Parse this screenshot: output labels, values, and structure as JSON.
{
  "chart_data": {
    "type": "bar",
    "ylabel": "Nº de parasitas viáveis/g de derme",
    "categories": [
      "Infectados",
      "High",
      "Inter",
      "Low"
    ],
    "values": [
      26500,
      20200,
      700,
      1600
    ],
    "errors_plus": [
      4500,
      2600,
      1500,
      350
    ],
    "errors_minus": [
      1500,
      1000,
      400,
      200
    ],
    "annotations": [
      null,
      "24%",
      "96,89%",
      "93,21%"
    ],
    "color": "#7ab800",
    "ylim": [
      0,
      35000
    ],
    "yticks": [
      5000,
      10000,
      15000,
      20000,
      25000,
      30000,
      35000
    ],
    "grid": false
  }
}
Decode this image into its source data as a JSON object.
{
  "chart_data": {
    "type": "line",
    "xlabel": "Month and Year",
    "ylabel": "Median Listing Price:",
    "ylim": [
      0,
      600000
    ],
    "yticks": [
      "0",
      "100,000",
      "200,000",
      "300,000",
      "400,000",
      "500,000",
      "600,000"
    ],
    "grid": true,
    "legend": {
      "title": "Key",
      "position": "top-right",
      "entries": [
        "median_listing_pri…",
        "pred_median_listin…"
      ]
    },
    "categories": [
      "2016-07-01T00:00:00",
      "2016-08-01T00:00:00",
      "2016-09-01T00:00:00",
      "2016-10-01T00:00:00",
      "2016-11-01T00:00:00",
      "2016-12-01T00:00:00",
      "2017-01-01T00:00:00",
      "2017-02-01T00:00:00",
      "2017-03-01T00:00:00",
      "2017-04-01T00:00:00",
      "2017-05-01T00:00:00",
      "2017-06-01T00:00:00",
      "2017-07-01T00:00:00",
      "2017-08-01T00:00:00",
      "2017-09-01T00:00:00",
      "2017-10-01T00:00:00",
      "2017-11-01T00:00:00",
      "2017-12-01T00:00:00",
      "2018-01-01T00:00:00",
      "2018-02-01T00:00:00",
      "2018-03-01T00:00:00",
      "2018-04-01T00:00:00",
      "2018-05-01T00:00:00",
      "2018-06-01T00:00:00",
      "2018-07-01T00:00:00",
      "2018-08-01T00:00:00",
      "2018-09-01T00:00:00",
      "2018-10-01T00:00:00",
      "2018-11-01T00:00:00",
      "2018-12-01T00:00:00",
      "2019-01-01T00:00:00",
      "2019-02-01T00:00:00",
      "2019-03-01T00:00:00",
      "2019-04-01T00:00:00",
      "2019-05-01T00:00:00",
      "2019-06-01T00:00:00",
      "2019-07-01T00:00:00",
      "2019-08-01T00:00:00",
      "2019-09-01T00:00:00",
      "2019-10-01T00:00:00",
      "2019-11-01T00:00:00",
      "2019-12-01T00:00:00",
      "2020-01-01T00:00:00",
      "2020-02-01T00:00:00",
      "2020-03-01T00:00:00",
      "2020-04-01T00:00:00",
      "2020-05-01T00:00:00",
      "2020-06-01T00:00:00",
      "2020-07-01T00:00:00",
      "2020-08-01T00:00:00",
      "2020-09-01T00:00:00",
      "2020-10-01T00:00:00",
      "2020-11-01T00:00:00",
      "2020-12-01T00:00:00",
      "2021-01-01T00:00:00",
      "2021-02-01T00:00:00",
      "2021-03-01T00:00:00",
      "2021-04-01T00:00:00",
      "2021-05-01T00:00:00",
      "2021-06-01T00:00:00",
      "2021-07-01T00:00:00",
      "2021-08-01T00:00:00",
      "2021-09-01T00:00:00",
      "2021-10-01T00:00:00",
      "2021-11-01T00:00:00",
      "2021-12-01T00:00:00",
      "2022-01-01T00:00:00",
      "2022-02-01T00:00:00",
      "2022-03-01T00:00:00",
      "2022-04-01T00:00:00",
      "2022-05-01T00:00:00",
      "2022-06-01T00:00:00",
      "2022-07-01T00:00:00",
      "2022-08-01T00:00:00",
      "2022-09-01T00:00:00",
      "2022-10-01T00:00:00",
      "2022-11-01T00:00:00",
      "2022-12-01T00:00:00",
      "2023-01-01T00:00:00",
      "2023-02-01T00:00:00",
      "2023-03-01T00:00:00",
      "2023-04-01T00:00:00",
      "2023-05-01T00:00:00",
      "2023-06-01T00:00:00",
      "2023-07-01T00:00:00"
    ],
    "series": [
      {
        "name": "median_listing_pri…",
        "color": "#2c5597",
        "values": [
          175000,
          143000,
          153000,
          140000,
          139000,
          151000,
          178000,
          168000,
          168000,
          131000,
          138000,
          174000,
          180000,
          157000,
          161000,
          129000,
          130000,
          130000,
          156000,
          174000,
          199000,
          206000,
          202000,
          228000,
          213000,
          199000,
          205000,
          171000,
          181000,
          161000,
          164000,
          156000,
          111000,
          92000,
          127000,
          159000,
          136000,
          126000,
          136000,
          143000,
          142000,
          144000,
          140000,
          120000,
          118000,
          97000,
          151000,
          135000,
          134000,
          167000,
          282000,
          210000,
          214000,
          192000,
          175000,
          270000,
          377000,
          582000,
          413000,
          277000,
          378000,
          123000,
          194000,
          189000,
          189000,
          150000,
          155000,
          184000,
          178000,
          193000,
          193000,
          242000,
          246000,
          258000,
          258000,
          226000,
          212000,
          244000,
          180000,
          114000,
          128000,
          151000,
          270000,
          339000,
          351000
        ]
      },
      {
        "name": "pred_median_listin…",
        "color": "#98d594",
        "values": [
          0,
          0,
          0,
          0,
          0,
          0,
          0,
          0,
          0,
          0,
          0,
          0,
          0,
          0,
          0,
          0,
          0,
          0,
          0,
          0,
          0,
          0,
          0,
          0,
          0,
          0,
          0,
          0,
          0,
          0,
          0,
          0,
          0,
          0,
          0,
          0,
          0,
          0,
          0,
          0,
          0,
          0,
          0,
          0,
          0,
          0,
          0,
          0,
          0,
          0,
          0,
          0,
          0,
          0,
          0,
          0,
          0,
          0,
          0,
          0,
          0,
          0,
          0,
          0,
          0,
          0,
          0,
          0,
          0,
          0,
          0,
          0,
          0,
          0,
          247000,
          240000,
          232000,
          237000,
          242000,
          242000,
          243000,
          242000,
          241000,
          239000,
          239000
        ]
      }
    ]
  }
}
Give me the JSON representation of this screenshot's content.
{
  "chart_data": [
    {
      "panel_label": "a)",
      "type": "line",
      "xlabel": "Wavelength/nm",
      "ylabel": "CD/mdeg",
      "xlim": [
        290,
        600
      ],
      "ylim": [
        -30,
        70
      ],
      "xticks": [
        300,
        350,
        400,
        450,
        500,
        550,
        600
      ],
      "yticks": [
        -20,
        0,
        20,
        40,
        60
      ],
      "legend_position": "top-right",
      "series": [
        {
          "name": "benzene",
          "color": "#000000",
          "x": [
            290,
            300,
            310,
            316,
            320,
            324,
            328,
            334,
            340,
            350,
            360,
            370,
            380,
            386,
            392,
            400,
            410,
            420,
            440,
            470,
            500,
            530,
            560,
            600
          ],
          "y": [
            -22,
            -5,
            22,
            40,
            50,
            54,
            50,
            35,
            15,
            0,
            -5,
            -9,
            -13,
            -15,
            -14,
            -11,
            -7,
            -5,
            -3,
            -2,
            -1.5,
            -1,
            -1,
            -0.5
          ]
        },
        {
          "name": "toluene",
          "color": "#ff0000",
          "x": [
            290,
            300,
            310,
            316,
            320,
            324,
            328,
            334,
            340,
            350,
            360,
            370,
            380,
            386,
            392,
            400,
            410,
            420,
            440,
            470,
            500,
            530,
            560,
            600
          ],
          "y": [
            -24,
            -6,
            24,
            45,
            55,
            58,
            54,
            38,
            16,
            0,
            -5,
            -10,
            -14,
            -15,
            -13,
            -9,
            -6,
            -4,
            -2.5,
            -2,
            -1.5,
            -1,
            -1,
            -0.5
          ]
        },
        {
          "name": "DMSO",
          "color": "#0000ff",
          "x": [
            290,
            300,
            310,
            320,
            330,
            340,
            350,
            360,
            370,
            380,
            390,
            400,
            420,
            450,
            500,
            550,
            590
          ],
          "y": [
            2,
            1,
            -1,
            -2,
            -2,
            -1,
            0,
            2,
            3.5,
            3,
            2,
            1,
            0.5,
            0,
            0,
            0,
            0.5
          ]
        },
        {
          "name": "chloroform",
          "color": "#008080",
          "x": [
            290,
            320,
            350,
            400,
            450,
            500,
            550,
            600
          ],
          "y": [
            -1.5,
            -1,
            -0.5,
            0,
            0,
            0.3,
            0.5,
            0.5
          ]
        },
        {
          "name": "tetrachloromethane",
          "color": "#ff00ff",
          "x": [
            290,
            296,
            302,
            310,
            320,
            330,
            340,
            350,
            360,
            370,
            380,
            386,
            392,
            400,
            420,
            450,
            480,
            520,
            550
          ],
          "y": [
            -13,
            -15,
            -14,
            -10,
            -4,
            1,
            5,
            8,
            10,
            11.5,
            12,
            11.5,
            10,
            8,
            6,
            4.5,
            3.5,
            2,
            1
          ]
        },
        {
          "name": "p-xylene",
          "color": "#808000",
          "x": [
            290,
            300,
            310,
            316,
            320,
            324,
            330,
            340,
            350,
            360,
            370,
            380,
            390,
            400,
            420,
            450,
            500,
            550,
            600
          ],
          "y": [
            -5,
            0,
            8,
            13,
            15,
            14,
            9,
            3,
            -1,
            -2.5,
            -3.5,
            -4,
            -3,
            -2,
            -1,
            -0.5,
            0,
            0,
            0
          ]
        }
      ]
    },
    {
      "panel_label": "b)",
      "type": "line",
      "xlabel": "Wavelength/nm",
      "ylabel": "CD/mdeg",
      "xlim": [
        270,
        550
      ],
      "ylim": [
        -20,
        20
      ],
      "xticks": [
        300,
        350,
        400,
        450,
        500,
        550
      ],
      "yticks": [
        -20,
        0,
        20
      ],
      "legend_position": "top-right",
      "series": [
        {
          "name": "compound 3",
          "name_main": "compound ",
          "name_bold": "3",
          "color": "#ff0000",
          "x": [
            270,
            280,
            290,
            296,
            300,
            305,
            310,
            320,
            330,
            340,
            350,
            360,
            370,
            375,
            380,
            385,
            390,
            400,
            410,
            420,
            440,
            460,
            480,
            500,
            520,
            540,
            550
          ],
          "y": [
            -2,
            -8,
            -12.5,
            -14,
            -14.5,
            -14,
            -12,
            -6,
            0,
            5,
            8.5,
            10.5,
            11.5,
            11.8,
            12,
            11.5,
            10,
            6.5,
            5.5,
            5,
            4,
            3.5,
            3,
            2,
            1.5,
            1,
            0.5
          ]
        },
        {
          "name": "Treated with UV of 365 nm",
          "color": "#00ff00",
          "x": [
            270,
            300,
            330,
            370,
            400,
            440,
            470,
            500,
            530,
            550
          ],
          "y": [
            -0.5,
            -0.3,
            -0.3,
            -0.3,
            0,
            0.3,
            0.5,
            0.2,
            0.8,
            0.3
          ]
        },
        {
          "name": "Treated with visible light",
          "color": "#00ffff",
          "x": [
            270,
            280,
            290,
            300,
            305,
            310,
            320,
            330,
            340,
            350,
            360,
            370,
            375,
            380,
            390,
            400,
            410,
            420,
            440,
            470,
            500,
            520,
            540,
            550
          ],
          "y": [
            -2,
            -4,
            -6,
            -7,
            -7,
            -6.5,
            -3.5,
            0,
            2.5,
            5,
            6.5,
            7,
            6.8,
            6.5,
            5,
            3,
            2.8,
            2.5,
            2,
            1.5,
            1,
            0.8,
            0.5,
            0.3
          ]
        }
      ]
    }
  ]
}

* [Job]:
Copy each line in the data that holds the word "ylabel".

* [Reply to the task]:
    "ylabel": "Nº de parasitas viáveis/g de derme",
    "ylabel": "Median Listing Price:",
      "ylabel": "CD/mdeg",
      "ylabel": "CD/mdeg",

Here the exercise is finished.